Go through each line of the records below and count those with the word "littleness"; give only the total.

(MATERIAL PROVIDED)

+ + +

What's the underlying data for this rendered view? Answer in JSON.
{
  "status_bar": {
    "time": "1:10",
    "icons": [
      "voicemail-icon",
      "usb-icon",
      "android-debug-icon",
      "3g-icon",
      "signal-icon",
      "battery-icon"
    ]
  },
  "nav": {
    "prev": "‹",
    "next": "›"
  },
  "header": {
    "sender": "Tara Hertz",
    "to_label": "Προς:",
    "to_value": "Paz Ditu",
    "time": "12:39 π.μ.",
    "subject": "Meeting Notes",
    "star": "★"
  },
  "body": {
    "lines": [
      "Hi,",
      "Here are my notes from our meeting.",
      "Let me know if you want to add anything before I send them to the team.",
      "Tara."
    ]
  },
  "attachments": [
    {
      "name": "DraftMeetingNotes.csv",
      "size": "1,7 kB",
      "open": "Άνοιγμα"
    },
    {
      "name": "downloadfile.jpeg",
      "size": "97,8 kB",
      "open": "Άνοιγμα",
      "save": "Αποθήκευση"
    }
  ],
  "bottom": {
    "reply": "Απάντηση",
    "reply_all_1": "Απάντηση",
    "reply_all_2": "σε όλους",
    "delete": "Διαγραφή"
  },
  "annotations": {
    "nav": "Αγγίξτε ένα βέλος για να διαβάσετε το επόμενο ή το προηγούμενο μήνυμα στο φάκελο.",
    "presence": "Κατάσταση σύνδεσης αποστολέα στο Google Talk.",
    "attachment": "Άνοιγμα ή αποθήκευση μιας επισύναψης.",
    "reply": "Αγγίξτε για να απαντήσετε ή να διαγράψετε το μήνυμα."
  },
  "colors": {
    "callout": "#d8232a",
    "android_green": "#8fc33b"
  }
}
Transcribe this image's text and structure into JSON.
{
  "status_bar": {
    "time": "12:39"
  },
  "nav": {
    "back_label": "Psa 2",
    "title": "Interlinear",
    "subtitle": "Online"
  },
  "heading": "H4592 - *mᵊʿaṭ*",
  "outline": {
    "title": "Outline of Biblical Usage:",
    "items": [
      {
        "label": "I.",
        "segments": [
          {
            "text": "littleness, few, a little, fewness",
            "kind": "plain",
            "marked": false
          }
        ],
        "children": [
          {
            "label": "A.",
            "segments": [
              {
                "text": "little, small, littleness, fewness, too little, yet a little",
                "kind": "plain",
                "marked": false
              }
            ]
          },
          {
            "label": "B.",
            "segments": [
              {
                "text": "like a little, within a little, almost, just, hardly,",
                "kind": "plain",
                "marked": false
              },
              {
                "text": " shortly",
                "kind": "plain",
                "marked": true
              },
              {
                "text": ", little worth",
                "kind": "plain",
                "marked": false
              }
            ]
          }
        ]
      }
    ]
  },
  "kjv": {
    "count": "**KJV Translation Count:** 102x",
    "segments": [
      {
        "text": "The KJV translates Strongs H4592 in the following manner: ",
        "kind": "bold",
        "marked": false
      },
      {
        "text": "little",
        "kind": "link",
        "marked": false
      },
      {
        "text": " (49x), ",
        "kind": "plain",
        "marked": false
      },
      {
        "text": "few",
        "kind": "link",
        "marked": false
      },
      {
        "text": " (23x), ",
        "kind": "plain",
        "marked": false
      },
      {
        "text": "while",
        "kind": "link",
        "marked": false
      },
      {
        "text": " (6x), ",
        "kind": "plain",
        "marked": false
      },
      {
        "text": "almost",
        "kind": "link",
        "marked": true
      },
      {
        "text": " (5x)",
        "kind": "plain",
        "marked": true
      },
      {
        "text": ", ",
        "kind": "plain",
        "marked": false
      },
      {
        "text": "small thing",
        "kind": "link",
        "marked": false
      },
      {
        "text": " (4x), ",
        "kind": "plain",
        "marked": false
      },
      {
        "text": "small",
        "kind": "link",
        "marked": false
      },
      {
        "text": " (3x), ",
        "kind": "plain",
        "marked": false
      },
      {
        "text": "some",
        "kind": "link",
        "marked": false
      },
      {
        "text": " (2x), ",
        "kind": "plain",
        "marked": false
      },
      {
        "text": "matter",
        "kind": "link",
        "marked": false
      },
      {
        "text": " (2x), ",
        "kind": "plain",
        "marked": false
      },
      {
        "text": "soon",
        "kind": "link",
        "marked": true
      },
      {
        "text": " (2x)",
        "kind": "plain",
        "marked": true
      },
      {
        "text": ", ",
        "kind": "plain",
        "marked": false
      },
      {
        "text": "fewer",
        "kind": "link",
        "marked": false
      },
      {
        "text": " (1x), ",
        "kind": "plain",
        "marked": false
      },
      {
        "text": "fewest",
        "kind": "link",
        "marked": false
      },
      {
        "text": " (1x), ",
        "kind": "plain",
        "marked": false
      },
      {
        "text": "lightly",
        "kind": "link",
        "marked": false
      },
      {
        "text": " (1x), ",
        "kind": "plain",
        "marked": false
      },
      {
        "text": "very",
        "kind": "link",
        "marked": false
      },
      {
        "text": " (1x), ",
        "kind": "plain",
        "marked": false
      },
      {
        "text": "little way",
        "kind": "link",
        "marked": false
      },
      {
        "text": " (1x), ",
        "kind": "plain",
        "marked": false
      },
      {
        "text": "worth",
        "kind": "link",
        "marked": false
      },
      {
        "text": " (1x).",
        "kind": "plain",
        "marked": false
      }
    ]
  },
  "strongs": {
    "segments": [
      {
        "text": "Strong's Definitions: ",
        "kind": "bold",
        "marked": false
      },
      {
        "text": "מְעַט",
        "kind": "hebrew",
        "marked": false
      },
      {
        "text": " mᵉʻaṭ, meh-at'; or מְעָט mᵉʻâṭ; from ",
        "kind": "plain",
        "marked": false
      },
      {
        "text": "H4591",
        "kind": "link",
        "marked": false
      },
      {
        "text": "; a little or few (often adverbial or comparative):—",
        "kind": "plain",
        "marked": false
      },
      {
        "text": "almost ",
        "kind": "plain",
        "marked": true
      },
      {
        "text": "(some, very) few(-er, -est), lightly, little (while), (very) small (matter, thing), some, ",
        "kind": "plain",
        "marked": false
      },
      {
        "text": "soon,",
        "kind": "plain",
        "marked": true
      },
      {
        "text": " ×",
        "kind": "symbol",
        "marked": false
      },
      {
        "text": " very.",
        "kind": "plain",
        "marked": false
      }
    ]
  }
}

+ + +

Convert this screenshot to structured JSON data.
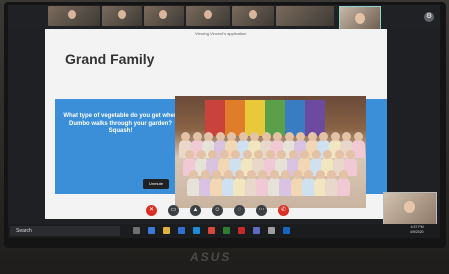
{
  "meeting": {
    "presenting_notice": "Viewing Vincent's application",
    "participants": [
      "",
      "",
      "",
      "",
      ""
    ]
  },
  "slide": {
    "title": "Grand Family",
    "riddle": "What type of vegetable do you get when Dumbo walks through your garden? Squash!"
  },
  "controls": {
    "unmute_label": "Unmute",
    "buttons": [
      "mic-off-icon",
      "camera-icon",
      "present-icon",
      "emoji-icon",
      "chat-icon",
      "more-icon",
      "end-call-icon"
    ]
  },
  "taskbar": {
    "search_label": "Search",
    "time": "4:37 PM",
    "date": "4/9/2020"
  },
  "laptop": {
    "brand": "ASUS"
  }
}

+ + +

(RESPONSE BELOW)
2